Data entries:
+++

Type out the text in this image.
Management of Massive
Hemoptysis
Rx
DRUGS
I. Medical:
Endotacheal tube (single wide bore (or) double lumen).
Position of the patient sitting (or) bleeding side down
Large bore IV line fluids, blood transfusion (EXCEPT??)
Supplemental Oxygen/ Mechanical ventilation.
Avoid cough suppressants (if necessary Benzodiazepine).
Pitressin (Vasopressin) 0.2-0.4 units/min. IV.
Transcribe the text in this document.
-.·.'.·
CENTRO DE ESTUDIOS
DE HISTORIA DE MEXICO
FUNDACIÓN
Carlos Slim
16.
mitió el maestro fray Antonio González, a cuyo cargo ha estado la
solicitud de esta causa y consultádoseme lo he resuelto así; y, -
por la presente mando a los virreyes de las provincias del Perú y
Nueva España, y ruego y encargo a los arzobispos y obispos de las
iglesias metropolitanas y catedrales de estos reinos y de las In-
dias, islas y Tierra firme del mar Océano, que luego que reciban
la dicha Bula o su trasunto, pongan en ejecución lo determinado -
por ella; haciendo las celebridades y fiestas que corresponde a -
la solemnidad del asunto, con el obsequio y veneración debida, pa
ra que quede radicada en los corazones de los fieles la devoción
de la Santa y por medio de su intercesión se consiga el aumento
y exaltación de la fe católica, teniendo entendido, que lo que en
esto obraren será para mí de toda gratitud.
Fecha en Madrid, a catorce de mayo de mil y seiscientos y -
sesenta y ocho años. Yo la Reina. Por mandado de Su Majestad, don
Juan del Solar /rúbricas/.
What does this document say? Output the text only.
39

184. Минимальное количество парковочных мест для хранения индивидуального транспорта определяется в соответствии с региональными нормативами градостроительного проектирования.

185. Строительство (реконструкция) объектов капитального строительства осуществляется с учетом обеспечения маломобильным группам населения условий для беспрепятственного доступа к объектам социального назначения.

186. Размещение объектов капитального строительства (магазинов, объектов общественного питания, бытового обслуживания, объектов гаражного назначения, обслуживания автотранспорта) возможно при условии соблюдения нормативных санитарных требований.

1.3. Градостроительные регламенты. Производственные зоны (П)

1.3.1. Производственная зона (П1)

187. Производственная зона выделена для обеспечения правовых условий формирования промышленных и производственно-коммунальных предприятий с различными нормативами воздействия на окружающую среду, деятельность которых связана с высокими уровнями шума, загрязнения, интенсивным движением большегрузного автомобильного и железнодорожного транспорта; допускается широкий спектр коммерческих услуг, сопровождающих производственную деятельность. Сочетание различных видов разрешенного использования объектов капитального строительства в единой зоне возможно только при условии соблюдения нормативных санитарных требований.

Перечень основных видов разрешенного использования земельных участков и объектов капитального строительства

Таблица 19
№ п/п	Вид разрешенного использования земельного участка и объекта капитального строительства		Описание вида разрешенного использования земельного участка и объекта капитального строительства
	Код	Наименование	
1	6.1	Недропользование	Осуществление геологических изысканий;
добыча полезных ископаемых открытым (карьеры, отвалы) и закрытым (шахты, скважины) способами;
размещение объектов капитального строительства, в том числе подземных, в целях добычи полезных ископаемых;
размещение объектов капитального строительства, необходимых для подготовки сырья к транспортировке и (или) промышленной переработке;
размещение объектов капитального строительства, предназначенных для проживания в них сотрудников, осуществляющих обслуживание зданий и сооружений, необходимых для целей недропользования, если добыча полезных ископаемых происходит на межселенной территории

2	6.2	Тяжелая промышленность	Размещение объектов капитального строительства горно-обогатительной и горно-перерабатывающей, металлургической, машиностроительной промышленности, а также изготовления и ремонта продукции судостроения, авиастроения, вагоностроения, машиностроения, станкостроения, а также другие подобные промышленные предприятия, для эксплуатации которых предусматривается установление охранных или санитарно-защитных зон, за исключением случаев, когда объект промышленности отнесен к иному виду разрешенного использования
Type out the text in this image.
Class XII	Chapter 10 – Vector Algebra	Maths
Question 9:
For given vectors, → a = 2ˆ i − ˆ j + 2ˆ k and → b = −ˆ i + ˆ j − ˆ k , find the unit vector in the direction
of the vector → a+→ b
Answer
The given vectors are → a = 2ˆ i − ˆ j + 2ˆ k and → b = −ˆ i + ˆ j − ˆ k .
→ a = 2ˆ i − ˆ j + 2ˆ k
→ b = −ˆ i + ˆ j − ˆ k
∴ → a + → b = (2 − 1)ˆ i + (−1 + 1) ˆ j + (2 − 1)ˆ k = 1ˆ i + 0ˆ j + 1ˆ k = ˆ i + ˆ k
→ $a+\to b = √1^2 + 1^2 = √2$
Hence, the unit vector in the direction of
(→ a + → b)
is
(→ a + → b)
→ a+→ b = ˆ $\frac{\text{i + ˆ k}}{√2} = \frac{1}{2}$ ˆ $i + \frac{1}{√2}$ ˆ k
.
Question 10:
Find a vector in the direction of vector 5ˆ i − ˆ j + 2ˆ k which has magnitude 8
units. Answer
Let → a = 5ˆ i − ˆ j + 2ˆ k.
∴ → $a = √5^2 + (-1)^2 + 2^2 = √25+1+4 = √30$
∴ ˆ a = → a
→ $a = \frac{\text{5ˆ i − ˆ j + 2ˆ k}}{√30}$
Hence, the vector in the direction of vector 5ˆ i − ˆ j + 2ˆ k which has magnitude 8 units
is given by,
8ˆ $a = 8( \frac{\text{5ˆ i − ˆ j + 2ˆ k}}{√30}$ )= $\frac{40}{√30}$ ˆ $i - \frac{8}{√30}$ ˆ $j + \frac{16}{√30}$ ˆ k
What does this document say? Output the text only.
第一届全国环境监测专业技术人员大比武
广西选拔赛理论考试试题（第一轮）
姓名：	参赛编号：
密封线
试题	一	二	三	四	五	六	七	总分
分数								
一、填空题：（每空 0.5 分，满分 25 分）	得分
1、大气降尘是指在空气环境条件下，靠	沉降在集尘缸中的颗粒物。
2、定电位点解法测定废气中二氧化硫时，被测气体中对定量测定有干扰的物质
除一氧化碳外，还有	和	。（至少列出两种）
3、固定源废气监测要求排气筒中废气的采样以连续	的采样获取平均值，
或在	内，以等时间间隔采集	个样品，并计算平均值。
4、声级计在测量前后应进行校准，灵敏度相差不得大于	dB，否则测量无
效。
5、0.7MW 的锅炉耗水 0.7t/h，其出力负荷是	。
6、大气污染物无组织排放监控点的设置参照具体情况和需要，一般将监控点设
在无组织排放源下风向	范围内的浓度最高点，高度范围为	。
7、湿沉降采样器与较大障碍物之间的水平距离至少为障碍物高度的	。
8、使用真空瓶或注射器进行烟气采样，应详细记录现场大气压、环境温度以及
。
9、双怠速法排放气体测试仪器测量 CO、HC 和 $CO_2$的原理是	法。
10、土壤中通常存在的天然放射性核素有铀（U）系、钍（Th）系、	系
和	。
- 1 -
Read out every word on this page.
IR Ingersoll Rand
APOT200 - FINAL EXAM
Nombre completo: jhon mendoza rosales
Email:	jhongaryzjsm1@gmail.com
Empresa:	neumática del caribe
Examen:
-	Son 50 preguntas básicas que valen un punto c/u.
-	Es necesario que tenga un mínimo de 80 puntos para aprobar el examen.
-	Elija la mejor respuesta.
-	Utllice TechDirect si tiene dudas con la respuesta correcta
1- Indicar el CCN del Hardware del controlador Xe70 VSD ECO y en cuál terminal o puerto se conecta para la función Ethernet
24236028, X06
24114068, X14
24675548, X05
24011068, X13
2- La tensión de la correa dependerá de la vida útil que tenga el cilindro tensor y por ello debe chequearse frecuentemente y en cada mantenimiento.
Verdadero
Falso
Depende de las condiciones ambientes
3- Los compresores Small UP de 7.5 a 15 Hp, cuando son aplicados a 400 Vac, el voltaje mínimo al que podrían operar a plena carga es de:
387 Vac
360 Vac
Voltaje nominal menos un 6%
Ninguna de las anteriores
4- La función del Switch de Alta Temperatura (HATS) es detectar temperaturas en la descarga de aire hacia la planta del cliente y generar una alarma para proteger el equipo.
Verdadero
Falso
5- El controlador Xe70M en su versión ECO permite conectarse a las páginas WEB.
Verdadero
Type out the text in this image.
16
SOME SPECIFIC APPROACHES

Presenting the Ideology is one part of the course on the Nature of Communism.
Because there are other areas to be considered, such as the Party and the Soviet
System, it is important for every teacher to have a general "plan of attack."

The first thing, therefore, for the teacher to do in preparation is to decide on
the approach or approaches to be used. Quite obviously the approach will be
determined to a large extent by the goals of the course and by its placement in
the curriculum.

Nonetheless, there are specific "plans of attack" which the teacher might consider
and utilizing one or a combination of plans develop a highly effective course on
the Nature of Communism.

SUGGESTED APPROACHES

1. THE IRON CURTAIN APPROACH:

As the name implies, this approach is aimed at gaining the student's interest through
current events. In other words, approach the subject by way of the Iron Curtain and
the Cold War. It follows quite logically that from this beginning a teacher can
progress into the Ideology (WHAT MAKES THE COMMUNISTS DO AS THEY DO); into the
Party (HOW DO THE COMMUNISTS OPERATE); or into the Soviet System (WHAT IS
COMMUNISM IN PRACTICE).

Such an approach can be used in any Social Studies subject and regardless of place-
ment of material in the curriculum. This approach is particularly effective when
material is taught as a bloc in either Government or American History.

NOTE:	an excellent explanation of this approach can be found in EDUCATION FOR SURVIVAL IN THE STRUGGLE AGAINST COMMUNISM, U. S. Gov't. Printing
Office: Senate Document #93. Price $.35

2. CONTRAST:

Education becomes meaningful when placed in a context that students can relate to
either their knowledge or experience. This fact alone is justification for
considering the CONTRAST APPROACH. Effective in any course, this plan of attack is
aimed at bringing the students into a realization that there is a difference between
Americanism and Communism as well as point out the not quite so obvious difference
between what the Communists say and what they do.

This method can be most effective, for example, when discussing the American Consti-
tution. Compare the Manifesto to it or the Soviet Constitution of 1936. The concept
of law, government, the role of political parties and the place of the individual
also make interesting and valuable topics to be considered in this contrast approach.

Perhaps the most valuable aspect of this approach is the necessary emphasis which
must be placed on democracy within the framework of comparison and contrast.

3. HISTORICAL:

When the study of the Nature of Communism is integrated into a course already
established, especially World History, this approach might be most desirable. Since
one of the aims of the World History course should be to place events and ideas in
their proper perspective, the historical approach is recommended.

+++

Set task — Search the records for the string "controlador" and return every line in which it occurs.

Full answer —
1- Indicar el CCN del Hardware del controlador Xe70 VSD ECO y en cuál terminal o puerto se conecta para la función Ethernet
5- El controlador Xe70M en su versión ECO permite conectarse a las páginas WEB.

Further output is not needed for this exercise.